- [What is expected]: Among the lines below, count those containing the word "的周长是". Give the number only.

- [Exercise inputs]:
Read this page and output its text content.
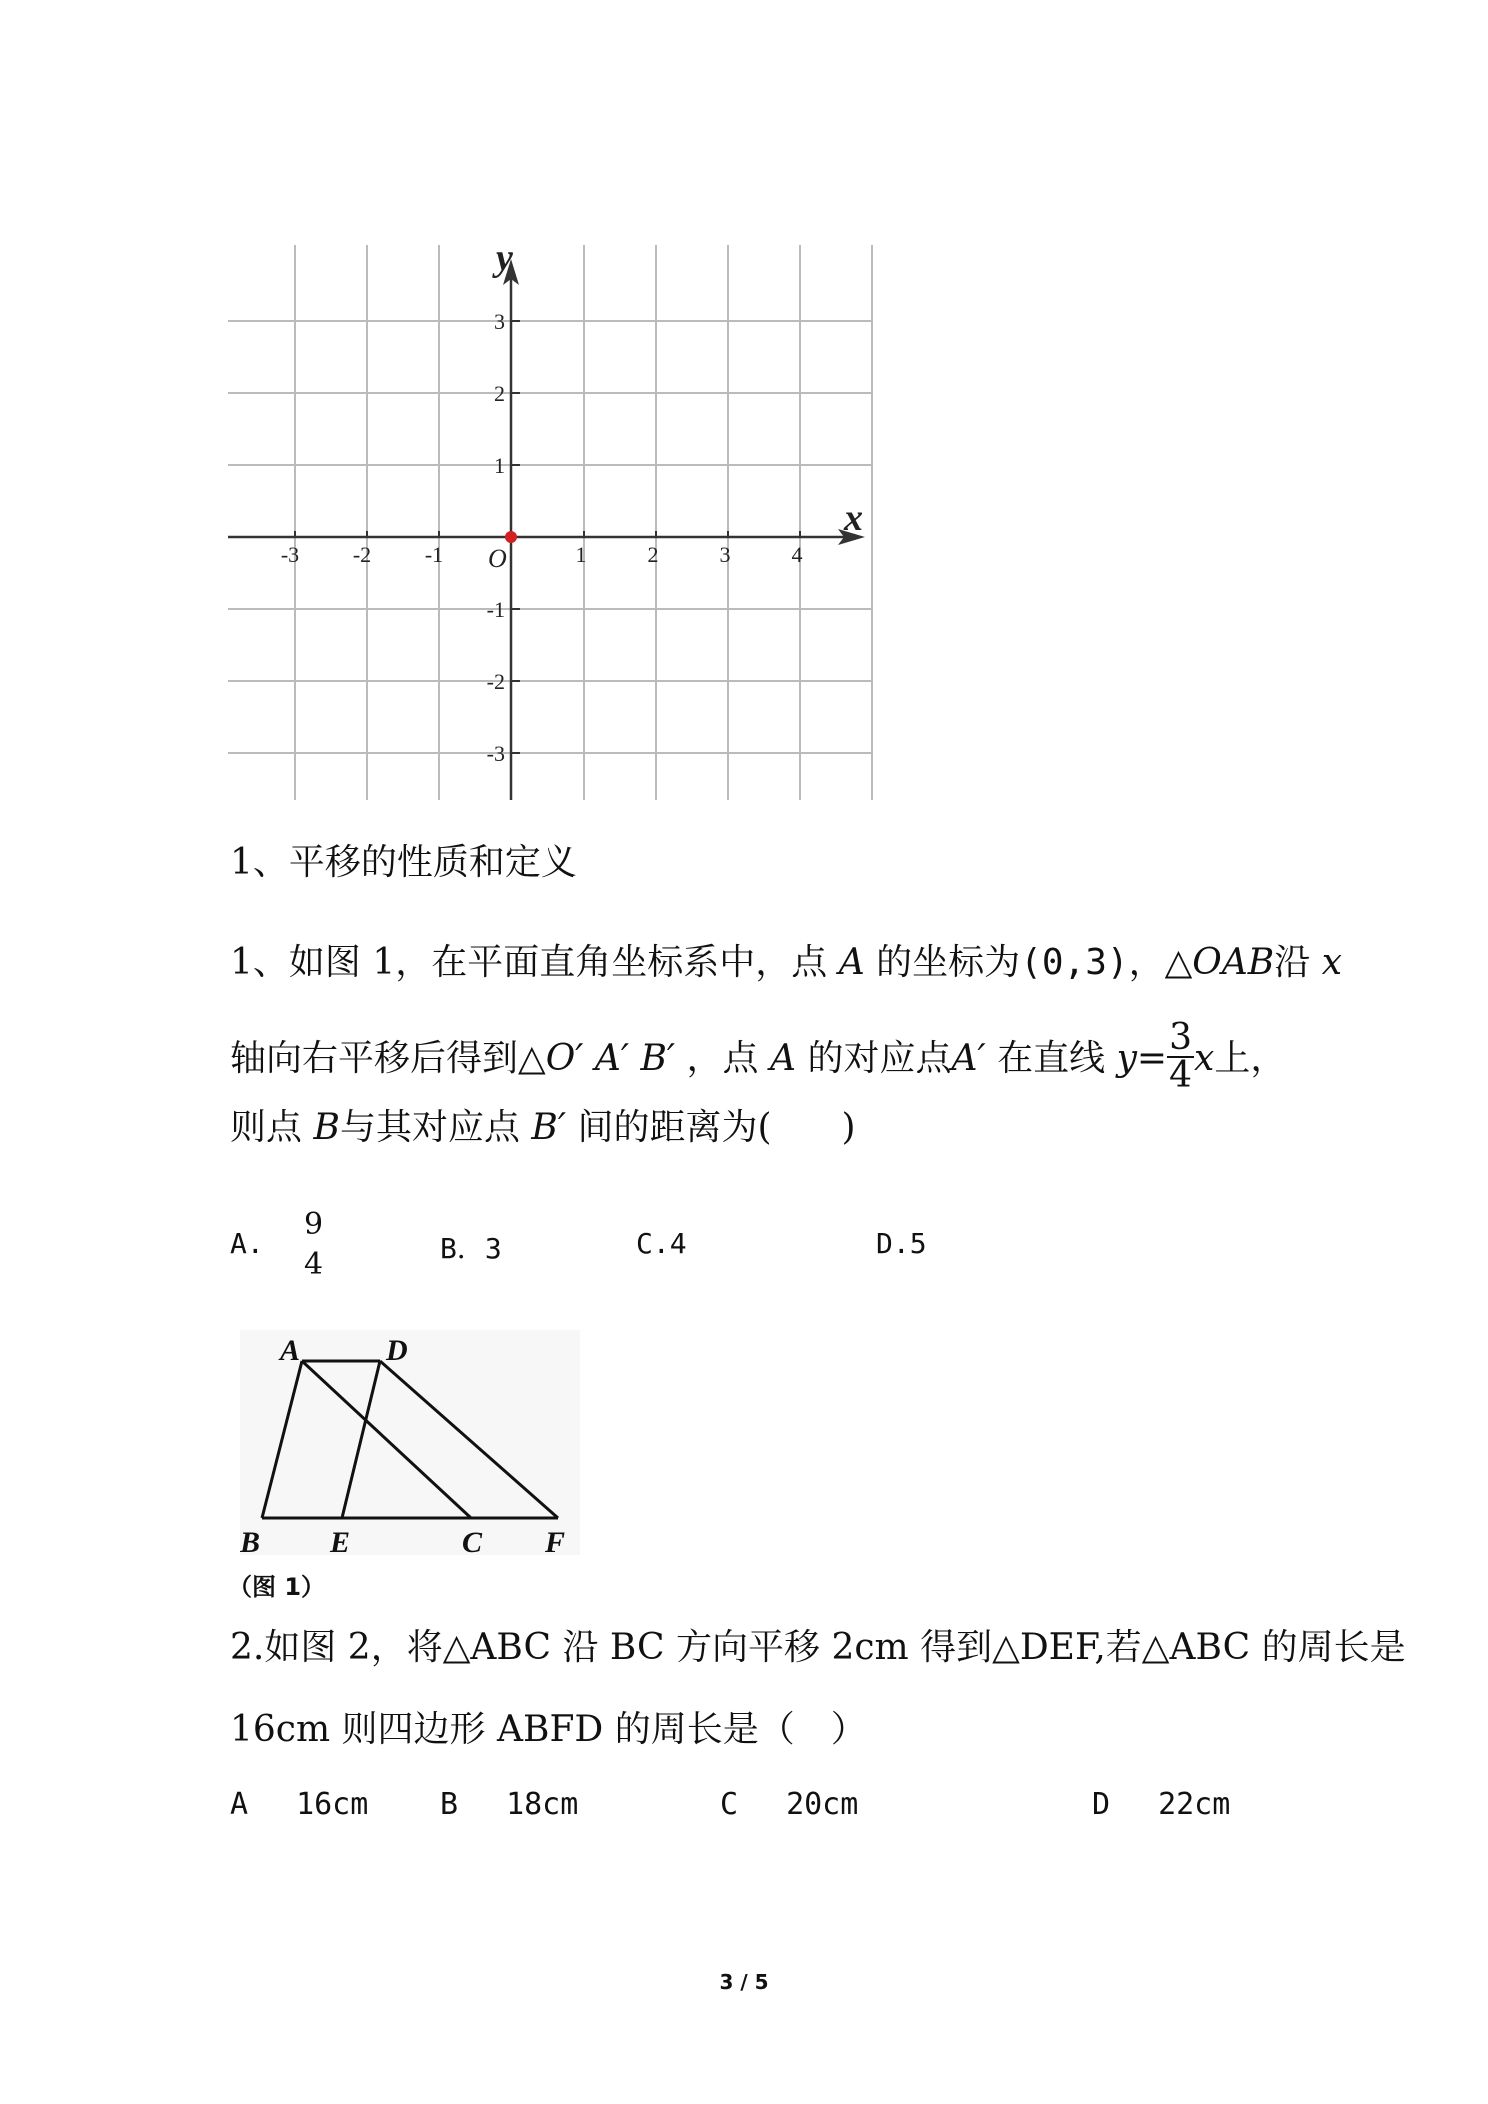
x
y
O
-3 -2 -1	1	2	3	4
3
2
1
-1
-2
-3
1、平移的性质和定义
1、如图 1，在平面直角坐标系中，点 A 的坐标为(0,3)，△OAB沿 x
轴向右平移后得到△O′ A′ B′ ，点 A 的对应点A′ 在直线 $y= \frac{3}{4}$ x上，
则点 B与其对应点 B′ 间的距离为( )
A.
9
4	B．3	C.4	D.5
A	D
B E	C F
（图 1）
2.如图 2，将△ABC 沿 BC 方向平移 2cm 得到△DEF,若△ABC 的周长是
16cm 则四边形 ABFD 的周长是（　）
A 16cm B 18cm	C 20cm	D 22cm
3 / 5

- [Answer to the problem]: 2